## WRITTEN INSTRUCTION
Retype the lines of the entries below, starting at the line that contains "y-tick-label: 30%: [38, 251, 82, 277]" and ending at the line that contains "bar: [597, 67, 685, 487]", with both of those lines included.
··········
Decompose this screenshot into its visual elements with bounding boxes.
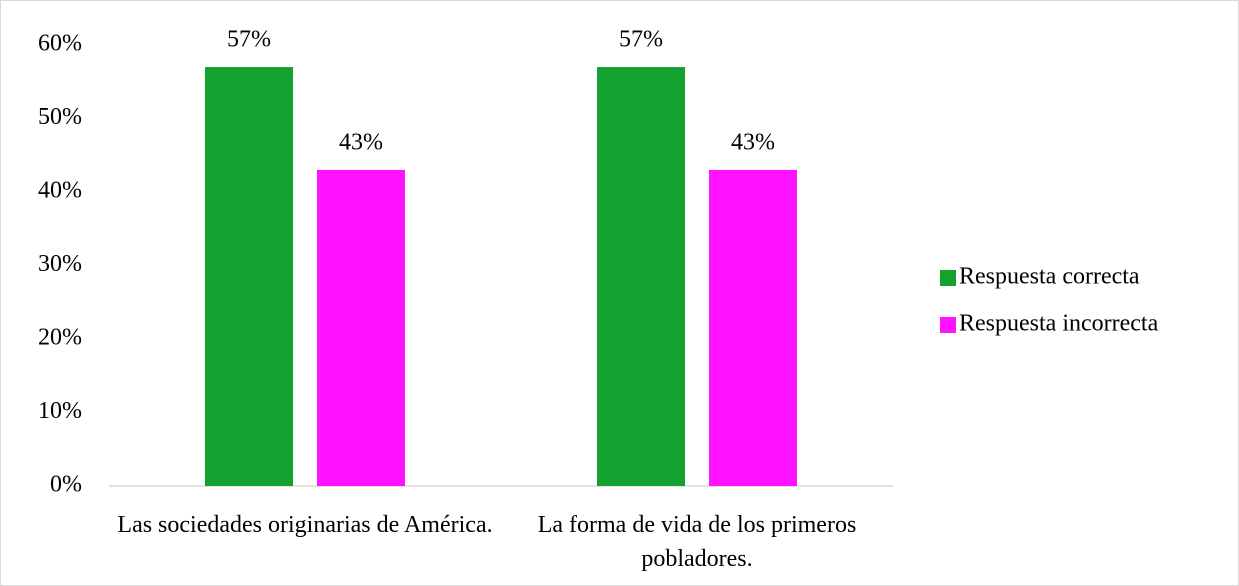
y-tick-label: 30%: [38, 251, 82, 277]
y-tick-label: 60%: [38, 31, 82, 57]
y-tick-label: 10%: [38, 398, 82, 424]
data-label: 57%: [227, 27, 271, 53]
legend-label: Respuesta correcta: [959, 264, 1140, 290]
data-label: 43%: [339, 129, 383, 155]
bar: [597, 67, 685, 487]
x-tick-label: La forma de vida de los primeros poblado…: [537, 512, 857, 572]
legend-label: Respuesta incorrecta: [959, 311, 1159, 337]
x-tick-label: Las sociedades originarias de América.: [117, 512, 493, 538]
bar: [709, 169, 797, 486]
bar: [205, 67, 293, 487]
legend-swatch: [940, 317, 956, 333]
y-tick-label: 50%: [38, 104, 82, 130]
data-label: 43%: [731, 129, 775, 155]
data-label: 57%: [619, 27, 663, 53]
y-tick-label: 40%: [38, 178, 82, 204]
y-tick-label: 20%: [38, 325, 82, 351]
bar: [317, 169, 405, 486]
y-tick-label: 0%: [50, 472, 82, 498]
legend-swatch: [940, 270, 956, 286]
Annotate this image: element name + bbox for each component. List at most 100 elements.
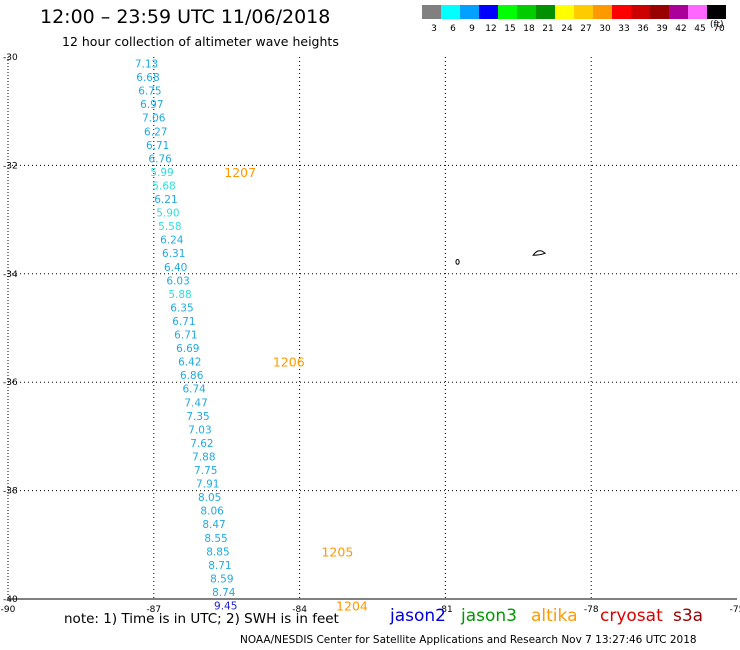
··········
## FINISHED TASK
y-tick-label: 30%: [38, 251, 82, 277]
y-tick-label: 60%: [38, 31, 82, 57]
y-tick-label: 10%: [38, 398, 82, 424]
data-label: 57%: [227, 27, 271, 53]
legend-label: Respuesta correcta: [959, 264, 1140, 290]
data-label: 43%: [339, 129, 383, 155]
bar: [597, 67, 685, 487]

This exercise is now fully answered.